§ THE REQUEST
Set down the data below without change, skipping the pictures it holds.

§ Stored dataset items
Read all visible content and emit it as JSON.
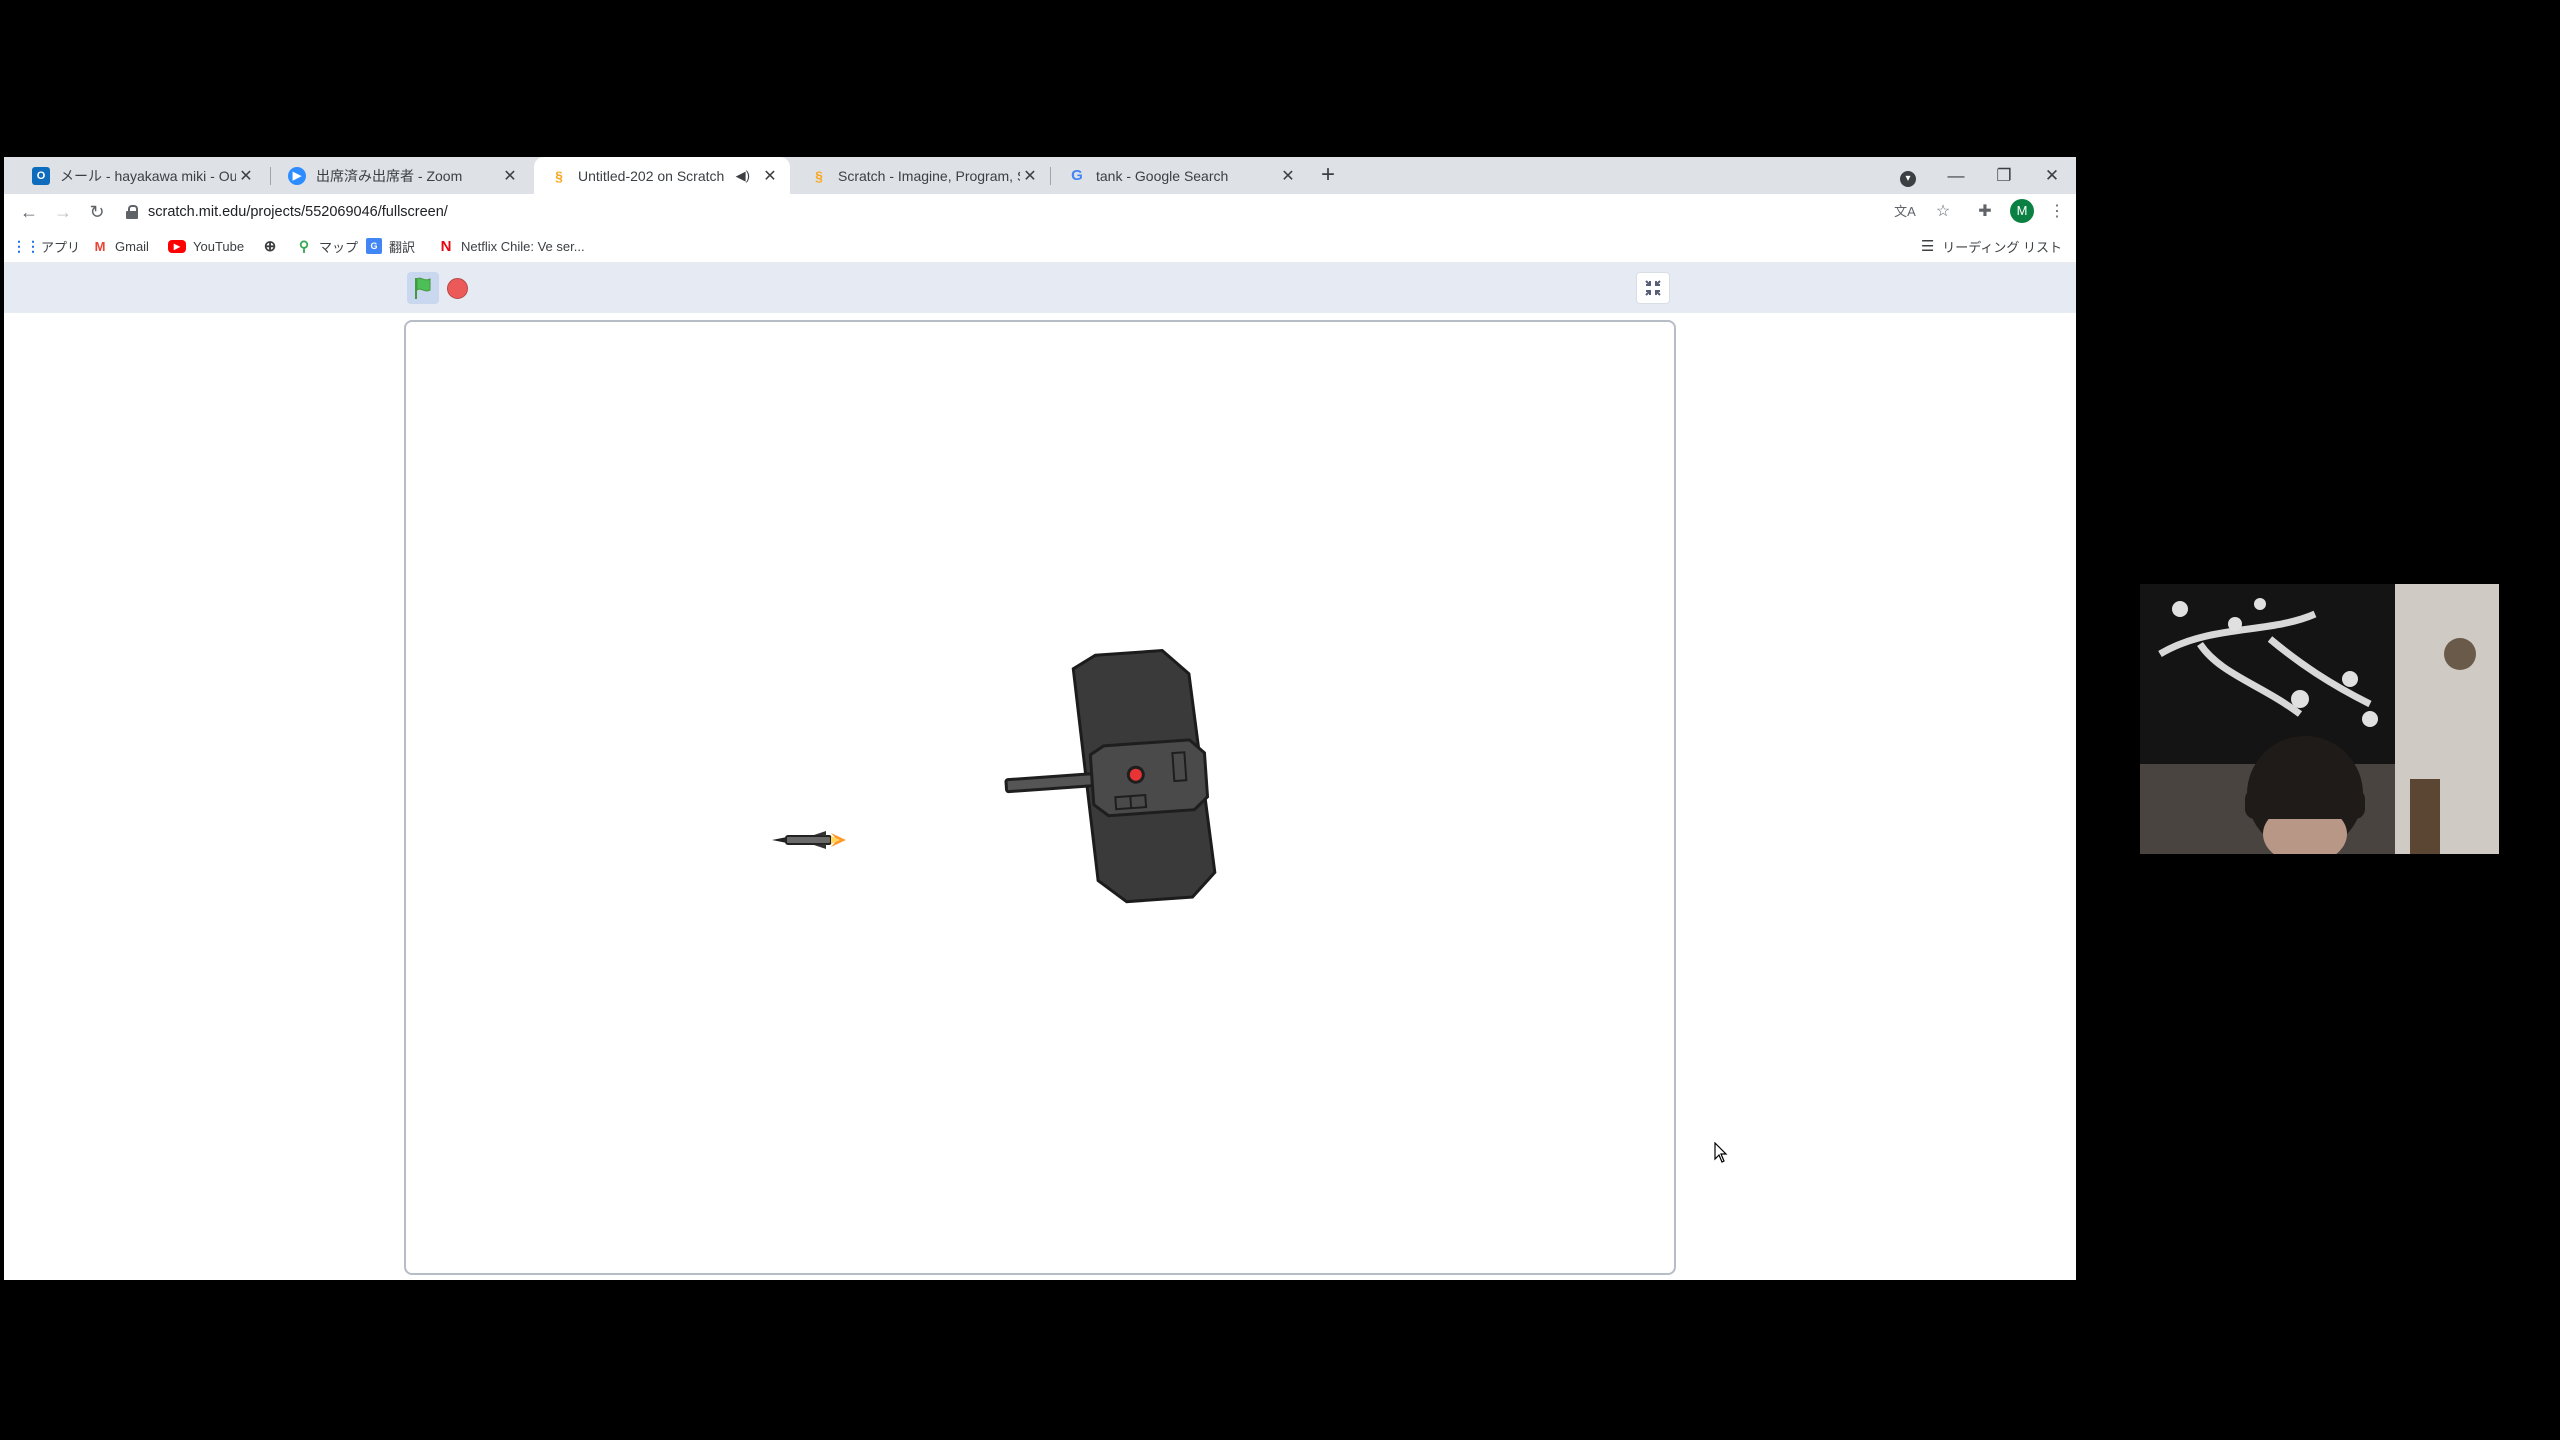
{
  "tabs": [
    {
      "title": "メール - hayakawa miki - Outlook",
      "favicon": "outlook-icon",
      "color": "#0f6cbd",
      "active": false
    },
    {
      "title": "出席済み出席者 - Zoom",
      "favicon": "zoom-icon",
      "color": "#2d8cff",
      "active": false
    },
    {
      "title": "Untitled-202 on Scratch",
      "favicon": "scratch-icon",
      "color": "#f9a825",
      "active": true
    },
    {
      "title": "Scratch - Imagine, Program, Sha",
      "favicon": "scratch-icon",
      "color": "#f9a825",
      "active": false
    },
    {
      "title": "tank - Google Search",
      "favicon": "google-icon",
      "color": "#4285f4",
      "active": false
    }
  ],
  "address_bar": {
    "url": "scratch.mit.edu/projects/552069046/fullscreen/"
  },
  "profile": {
    "initial": "M"
  },
  "bookmarks": [
    {
      "label": "アプリ",
      "icon": "apps-grid-icon"
    },
    {
      "label": "Gmail",
      "icon": "gmail-icon"
    },
    {
      "label": "YouTube",
      "icon": "youtube-icon"
    },
    {
      "label": "",
      "icon": "globe-icon"
    },
    {
      "label": "マップ",
      "icon": "maps-pin-icon"
    },
    {
      "label": "翻訳",
      "icon": "translate-icon"
    },
    {
      "label": "Netflix Chile: Ve ser...",
      "icon": "netflix-icon"
    }
  ],
  "reading_list": {
    "label": "リーディング リスト"
  },
  "colors": {
    "tabstrip": "#dee1e6",
    "scratch_header": "#e6ebf3",
    "stop": "#ec5959",
    "flag": "#4cbf56",
    "tank_body": "#3a3a3a",
    "tank_light": "#e83434"
  }
}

§ RESULT
Read all visible content and emit it as JSON.
{
  "tabs": [
    {
      "title": "メール - hayakawa miki - Outlook",
      "favicon": "outlook-icon",
      "color": "#0f6cbd",
      "active": false
    },
    {
      "title": "出席済み出席者 - Zoom",
      "favicon": "zoom-icon",
      "color": "#2d8cff",
      "active": false
    },
    {
      "title": "Untitled-202 on Scratch",
      "favicon": "scratch-icon",
      "color": "#f9a825",
      "active": true
    },
    {
      "title": "Scratch - Imagine, Program, Sha",
      "favicon": "scratch-icon",
      "color": "#f9a825",
      "active": false
    },
    {
      "title": "tank - Google Search",
      "favicon": "google-icon",
      "color": "#4285f4",
      "active": false
    }
  ],
  "address_bar": {
    "url": "scratch.mit.edu/projects/552069046/fullscreen/"
  },
  "profile": {
    "initial": "M"
  },
  "bookmarks": [
    {
      "label": "アプリ",
      "icon": "apps-grid-icon"
    },
    {
      "label": "Gmail",
      "icon": "gmail-icon"
    },
    {
      "label": "YouTube",
      "icon": "youtube-icon"
    },
    {
      "label": "",
      "icon": "globe-icon"
    },
    {
      "label": "マップ",
      "icon": "maps-pin-icon"
    },
    {
      "label": "翻訳",
      "icon": "translate-icon"
    },
    {
      "label": "Netflix Chile: Ve ser...",
      "icon": "netflix-icon"
    }
  ],
  "reading_list": {
    "label": "リーディング リスト"
  },
  "colors": {
    "tabstrip": "#dee1e6",
    "scratch_header": "#e6ebf3",
    "stop": "#ec5959",
    "flag": "#4cbf56",
    "tank_body": "#3a3a3a",
    "tank_light": "#e83434"
  }
}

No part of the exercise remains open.